┌──
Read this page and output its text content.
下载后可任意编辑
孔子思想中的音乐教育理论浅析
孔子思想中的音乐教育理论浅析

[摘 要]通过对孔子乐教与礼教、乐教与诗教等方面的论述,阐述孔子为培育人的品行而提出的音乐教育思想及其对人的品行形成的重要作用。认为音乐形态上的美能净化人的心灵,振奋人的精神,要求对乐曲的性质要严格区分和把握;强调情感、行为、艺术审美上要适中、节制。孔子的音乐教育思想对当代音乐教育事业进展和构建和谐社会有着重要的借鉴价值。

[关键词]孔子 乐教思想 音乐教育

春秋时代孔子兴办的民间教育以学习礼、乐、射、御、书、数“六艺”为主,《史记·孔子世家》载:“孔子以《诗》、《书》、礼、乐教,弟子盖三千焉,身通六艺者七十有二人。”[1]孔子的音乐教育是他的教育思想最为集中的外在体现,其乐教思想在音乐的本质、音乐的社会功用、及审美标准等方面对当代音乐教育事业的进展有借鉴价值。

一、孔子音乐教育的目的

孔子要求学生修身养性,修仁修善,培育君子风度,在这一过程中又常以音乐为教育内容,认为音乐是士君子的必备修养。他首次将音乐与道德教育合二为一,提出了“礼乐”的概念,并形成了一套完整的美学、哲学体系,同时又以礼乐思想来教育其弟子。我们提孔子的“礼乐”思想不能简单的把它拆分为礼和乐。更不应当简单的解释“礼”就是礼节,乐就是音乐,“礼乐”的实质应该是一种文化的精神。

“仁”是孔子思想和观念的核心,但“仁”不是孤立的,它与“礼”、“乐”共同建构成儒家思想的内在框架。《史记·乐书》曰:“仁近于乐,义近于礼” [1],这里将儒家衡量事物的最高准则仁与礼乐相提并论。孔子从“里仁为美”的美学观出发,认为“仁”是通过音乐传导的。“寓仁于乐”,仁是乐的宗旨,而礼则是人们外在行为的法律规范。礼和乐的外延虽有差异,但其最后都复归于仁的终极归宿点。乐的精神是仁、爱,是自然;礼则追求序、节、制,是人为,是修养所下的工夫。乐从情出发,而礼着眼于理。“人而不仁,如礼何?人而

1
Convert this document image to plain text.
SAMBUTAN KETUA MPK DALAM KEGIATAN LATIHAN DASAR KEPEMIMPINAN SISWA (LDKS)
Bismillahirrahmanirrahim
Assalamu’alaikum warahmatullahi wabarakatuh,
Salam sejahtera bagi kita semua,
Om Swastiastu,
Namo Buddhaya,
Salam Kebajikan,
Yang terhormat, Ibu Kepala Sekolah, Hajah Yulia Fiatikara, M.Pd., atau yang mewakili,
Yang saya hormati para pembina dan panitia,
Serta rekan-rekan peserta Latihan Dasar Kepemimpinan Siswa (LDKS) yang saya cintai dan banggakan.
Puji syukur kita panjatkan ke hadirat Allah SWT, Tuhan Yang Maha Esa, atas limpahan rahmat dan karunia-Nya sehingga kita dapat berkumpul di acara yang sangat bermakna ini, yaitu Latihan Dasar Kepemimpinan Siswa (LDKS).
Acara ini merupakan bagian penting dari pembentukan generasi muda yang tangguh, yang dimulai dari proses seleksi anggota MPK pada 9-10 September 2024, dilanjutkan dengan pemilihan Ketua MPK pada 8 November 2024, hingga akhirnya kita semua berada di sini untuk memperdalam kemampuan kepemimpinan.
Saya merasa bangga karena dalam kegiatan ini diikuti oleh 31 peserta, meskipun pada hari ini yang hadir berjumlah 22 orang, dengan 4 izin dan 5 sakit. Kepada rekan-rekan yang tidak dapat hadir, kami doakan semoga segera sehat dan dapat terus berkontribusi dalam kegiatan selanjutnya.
└──
#### [Direction]
Return every line above that contains the word "this".

#### [Worked solution]
Read this page and output its text content.
Convert this document image to plain text.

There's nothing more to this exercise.